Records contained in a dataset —
• • • •
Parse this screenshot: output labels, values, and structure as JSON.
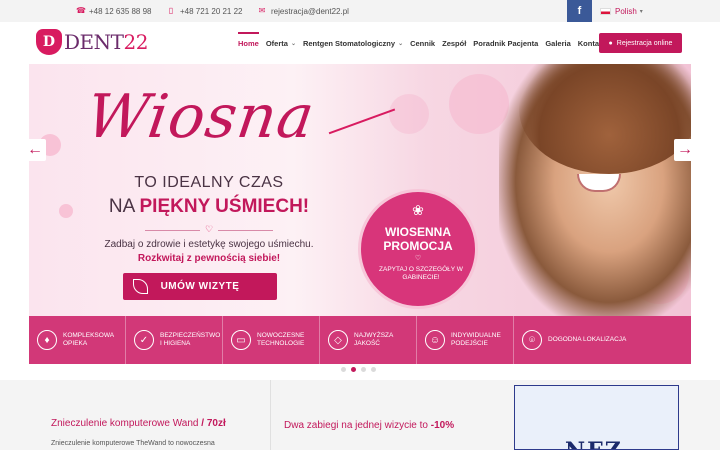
{
  "topbar": {
    "phone1": "+48 12 635 88 98",
    "phone2": "+48 721 20 21 22",
    "email": "rejestracja@dent22.pl",
    "facebook": "f",
    "language": "Polish",
    "language_caret": "▾"
  },
  "header": {
    "logo_prefix": "DENT",
    "logo_number": "22",
    "logo_mark": "D",
    "register_button": "Rejestracja online"
  },
  "nav": {
    "items": [
      {
        "label": "Home",
        "active": true
      },
      {
        "label": "Oferta",
        "caret": "⌄"
      },
      {
        "label": "Rentgen Stomatologiczny",
        "caret": "⌄"
      },
      {
        "label": "Cennik"
      },
      {
        "label": "Zespół"
      },
      {
        "label": "Poradnik Pacjenta"
      },
      {
        "label": "Galeria"
      },
      {
        "label": "Kontakt"
      }
    ]
  },
  "hero": {
    "script_title": "Wiosna",
    "line1": "TO IDEALNY CZAS",
    "line2_prefix": "NA ",
    "line2_highlight": "PIĘKNY UŚMIECH!",
    "heart": "♡",
    "line3": "Zadbaj o zdrowie i estetykę swojego uśmiechu.",
    "line4": "Rozkwitaj z pewnością siebie!",
    "cta": "UMÓW WIZYTĘ",
    "promo_flower": "❀",
    "promo_title1": "WIOSENNA",
    "promo_title2": "PROMOCJA",
    "promo_heart": "♡",
    "promo_sub": "ZAPYTAJ O SZCZEGÓŁY W GABINECIE!",
    "arrow_prev": "←",
    "arrow_next": "→",
    "slide_count": 4,
    "active_slide": 2
  },
  "features": [
    {
      "label": "Kompleksowa opieka",
      "icon": "tooth-icon",
      "glyph": "♦"
    },
    {
      "label": "Bezpieczeństwo i higiena",
      "icon": "shield-icon",
      "glyph": "✓"
    },
    {
      "label": "Nowoczesne technologie",
      "icon": "laptop-tooth-icon",
      "glyph": "▭"
    },
    {
      "label": "Najwyższa jakość",
      "icon": "diamond-icon",
      "glyph": "◇"
    },
    {
      "label": "Indywidualne podejście",
      "icon": "smile-icon",
      "glyph": "☺"
    },
    {
      "label": "Dogodna lokalizacja",
      "icon": "location-pin-icon",
      "glyph": "⌾"
    }
  ],
  "bottom": {
    "card1_title": "Znieczulenie komputerowe Wand",
    "card1_price": " / 70zł",
    "card1_desc": "Znieczulenie komputerowe TheWand to nowoczesna",
    "card2_title_prefix": "Dwa zabiegi na jednej wizycie to ",
    "card2_title_value": "-10%",
    "card3_text": "NFZ"
  },
  "colors": {
    "accent": "#c2185b",
    "feature_band": "#d23878",
    "facebook": "#3b5998"
  }
}
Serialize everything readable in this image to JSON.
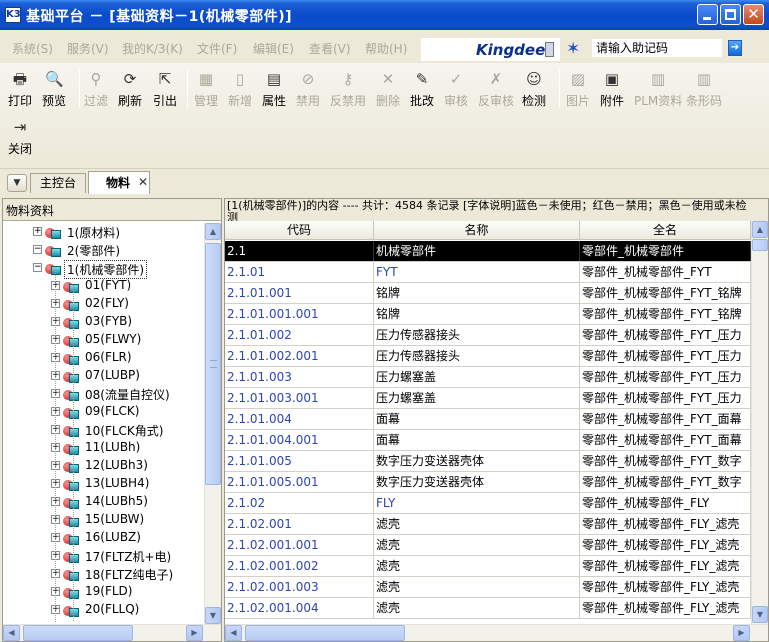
{
  "window": {
    "title": "基础平台 － [基础资料－1(机械零部件)]",
    "app_icon": "K3"
  },
  "menubar": {
    "items": [
      "系统(S)",
      "服务(V)",
      "我的K/3(K)",
      "文件(F)",
      "编辑(E)",
      "查看(V)",
      "帮助(H)"
    ]
  },
  "brand": {
    "logo": "Kingdee"
  },
  "help_code": {
    "value": "请输入助记码",
    "go": "➔"
  },
  "toolbar": {
    "buttons": [
      {
        "label": "打印",
        "icon": "printer-icon",
        "glyph": "🖶"
      },
      {
        "label": "预览",
        "icon": "preview-icon",
        "glyph": "🔍"
      },
      {
        "label": "过滤",
        "icon": "filter-icon",
        "glyph": "⚲"
      },
      {
        "label": "刷新",
        "icon": "refresh-icon",
        "glyph": "⟳"
      },
      {
        "label": "引出",
        "icon": "export-icon",
        "glyph": "⇱"
      },
      {
        "label": "管理",
        "icon": "manage-icon",
        "glyph": "▦"
      },
      {
        "label": "新增",
        "icon": "new-icon",
        "glyph": "▯"
      },
      {
        "label": "属性",
        "icon": "properties-icon",
        "glyph": "▤"
      },
      {
        "label": "禁用",
        "icon": "disable-icon",
        "glyph": "⊘"
      },
      {
        "label": "反禁用",
        "icon": "enable-icon",
        "glyph": "⚷"
      },
      {
        "label": "删除",
        "icon": "delete-icon",
        "glyph": "✕"
      },
      {
        "label": "批改",
        "icon": "batch-edit-icon",
        "glyph": "✎"
      },
      {
        "label": "审核",
        "icon": "audit-icon",
        "glyph": "✓"
      },
      {
        "label": "反审核",
        "icon": "unaudit-icon",
        "glyph": "✗"
      },
      {
        "label": "检测",
        "icon": "check-icon",
        "glyph": "☺"
      },
      {
        "label": "图片",
        "icon": "image-icon",
        "glyph": "▨"
      },
      {
        "label": "附件",
        "icon": "attachment-icon",
        "glyph": "▣"
      },
      {
        "label": "PLM资料",
        "icon": "plm-icon",
        "glyph": "▥"
      },
      {
        "label": "条形码",
        "icon": "barcode-icon",
        "glyph": "▥"
      }
    ],
    "close": {
      "label": "关闭",
      "icon": "close-doc-icon",
      "glyph": "⇥"
    }
  },
  "tabs": {
    "dropdown": "▼",
    "main": "主控台",
    "active": "物料",
    "close": "✕"
  },
  "left_panel": {
    "header": "物料资料",
    "tree": [
      {
        "label": "1(原材料)",
        "level": 0,
        "expanded": false
      },
      {
        "label": "2(零部件)",
        "level": 0,
        "expanded": true
      },
      {
        "label": "1(机械零部件)",
        "level": 1,
        "expanded": true,
        "selected": true
      },
      {
        "label": "01(FYT)",
        "level": 2
      },
      {
        "label": "02(FLY)",
        "level": 2
      },
      {
        "label": "03(FYB)",
        "level": 2
      },
      {
        "label": "05(FLWY)",
        "level": 2
      },
      {
        "label": "06(FLR)",
        "level": 2
      },
      {
        "label": "07(LUBP)",
        "level": 2
      },
      {
        "label": "08(流量自控仪)",
        "level": 2
      },
      {
        "label": "09(FLCK)",
        "level": 2
      },
      {
        "label": "10(FLCK角式)",
        "level": 2
      },
      {
        "label": "11(LUBh)",
        "level": 2
      },
      {
        "label": "12(LUBh3)",
        "level": 2
      },
      {
        "label": "13(LUBH4)",
        "level": 2
      },
      {
        "label": "14(LUBh5)",
        "level": 2
      },
      {
        "label": "15(LUBW)",
        "level": 2
      },
      {
        "label": "16(LUBZ)",
        "level": 2
      },
      {
        "label": "17(FLTZ机+电)",
        "level": 2
      },
      {
        "label": "18(FLTZ纯电子)",
        "level": 2
      },
      {
        "label": "19(FLD)",
        "level": 2
      },
      {
        "label": "20(FLLQ)",
        "level": 2
      }
    ]
  },
  "right_panel": {
    "info": "[1(机械零部件)]的内容 ---- 共计：4584 条记录 [字体说明]蓝色－未使用；红色－禁用；黑色－使用或未检测",
    "columns": [
      "代码",
      "名称",
      "全名"
    ],
    "rows": [
      {
        "code": "2.1",
        "name": "机械零部件",
        "full": "零部件_机械零部件",
        "selected": true
      },
      {
        "code": "2.1.01",
        "name": "FYT",
        "full": "零部件_机械零部件_FYT",
        "blue": true
      },
      {
        "code": "2.1.01.001",
        "name": "铭牌",
        "full": "零部件_机械零部件_FYT_铭牌"
      },
      {
        "code": "2.1.01.001.001",
        "name": "铭牌",
        "full": "零部件_机械零部件_FYT_铭牌"
      },
      {
        "code": "2.1.01.002",
        "name": "压力传感器接头",
        "full": "零部件_机械零部件_FYT_压力"
      },
      {
        "code": "2.1.01.002.001",
        "name": "压力传感器接头",
        "full": "零部件_机械零部件_FYT_压力"
      },
      {
        "code": "2.1.01.003",
        "name": "压力螺塞盖",
        "full": "零部件_机械零部件_FYT_压力"
      },
      {
        "code": "2.1.01.003.001",
        "name": "压力螺塞盖",
        "full": "零部件_机械零部件_FYT_压力"
      },
      {
        "code": "2.1.01.004",
        "name": "面幕",
        "full": "零部件_机械零部件_FYT_面幕"
      },
      {
        "code": "2.1.01.004.001",
        "name": "面幕",
        "full": "零部件_机械零部件_FYT_面幕"
      },
      {
        "code": "2.1.01.005",
        "name": "数字压力变送器壳体",
        "full": "零部件_机械零部件_FYT_数字"
      },
      {
        "code": "2.1.01.005.001",
        "name": "数字压力变送器壳体",
        "full": "零部件_机械零部件_FYT_数字"
      },
      {
        "code": "2.1.02",
        "name": "FLY",
        "full": "零部件_机械零部件_FLY",
        "blue": true
      },
      {
        "code": "2.1.02.001",
        "name": "滤壳",
        "full": "零部件_机械零部件_FLY_滤壳"
      },
      {
        "code": "2.1.02.001.001",
        "name": "滤壳",
        "full": "零部件_机械零部件_FLY_滤壳"
      },
      {
        "code": "2.1.02.001.002",
        "name": "滤壳",
        "full": "零部件_机械零部件_FLY_滤壳"
      },
      {
        "code": "2.1.02.001.003",
        "name": "滤壳",
        "full": "零部件_机械零部件_FLY_滤壳"
      },
      {
        "code": "2.1.02.001.004",
        "name": "滤壳",
        "full": "零部件_机械零部件_FLY_滤壳"
      }
    ]
  },
  "colors": {
    "titlebar": "#0a4bc9",
    "code_blue": "#2d45b5",
    "selected_row": "#000000"
  }
}
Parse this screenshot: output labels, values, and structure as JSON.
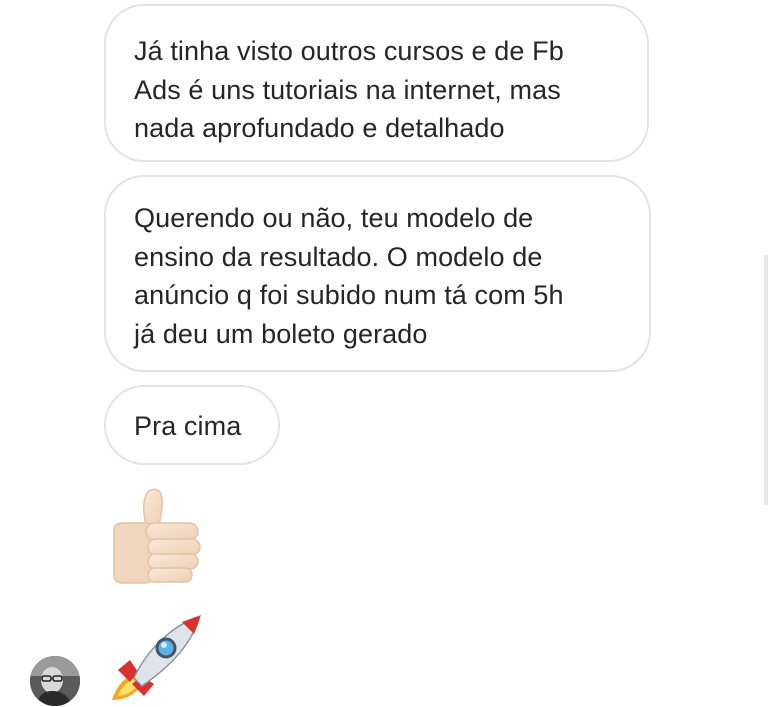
{
  "conversation": {
    "messages": [
      {
        "type": "text",
        "lines": [
          "Já tinha visto outros cursos e de Fb",
          "Ads é uns tutoriais na internet, mas",
          "nada aprofundado e detalhado"
        ]
      },
      {
        "type": "text",
        "lines": [
          "Querendo ou não, teu modelo de",
          "ensino da resultado. O modelo de",
          "anúncio q foi subido num tá com 5h",
          "já deu um boleto gerado"
        ]
      },
      {
        "type": "text",
        "lines": [
          "Pra cima"
        ]
      },
      {
        "type": "emoji",
        "icon": "thumbs-up-icon"
      },
      {
        "type": "emoji",
        "icon": "rocket-icon"
      }
    ],
    "sender": {
      "avatar_icon": "profile-photo-avatar"
    }
  },
  "colors": {
    "bubble_border": "#e3e3e3",
    "text": "#262626",
    "background": "#ffffff"
  }
}
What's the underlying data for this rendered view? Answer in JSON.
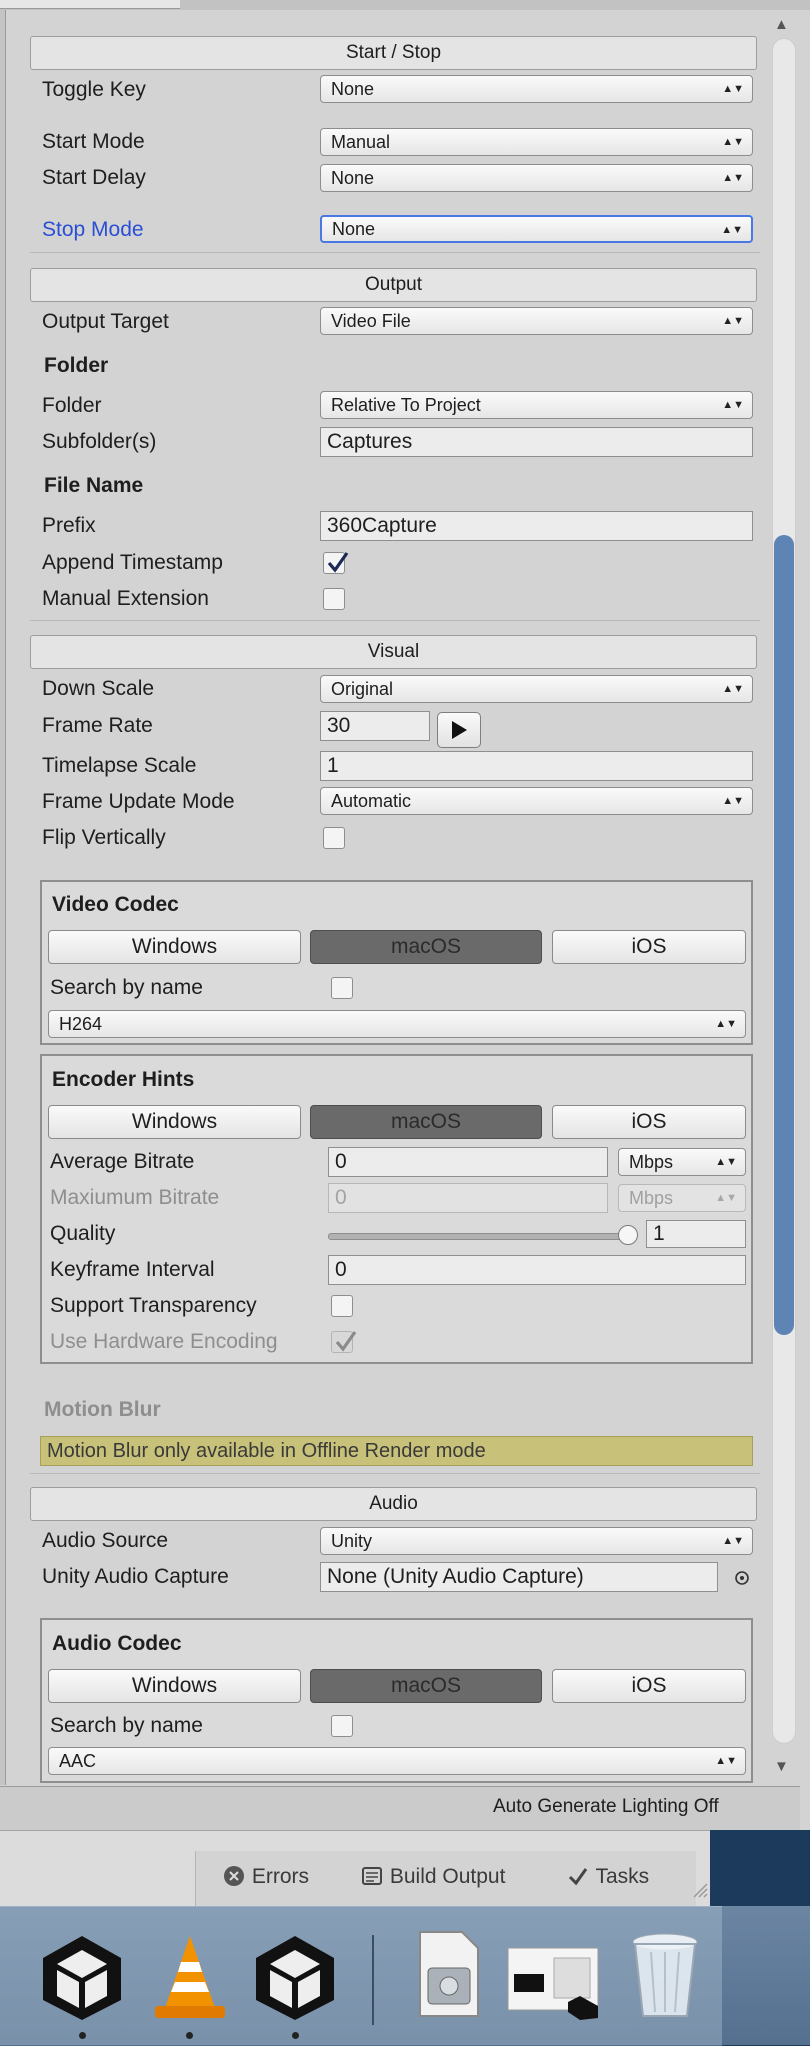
• • • •
Set exercise —
The answer should be a single number: the count of lines in the data that include the string "JSON".

Task solution —
4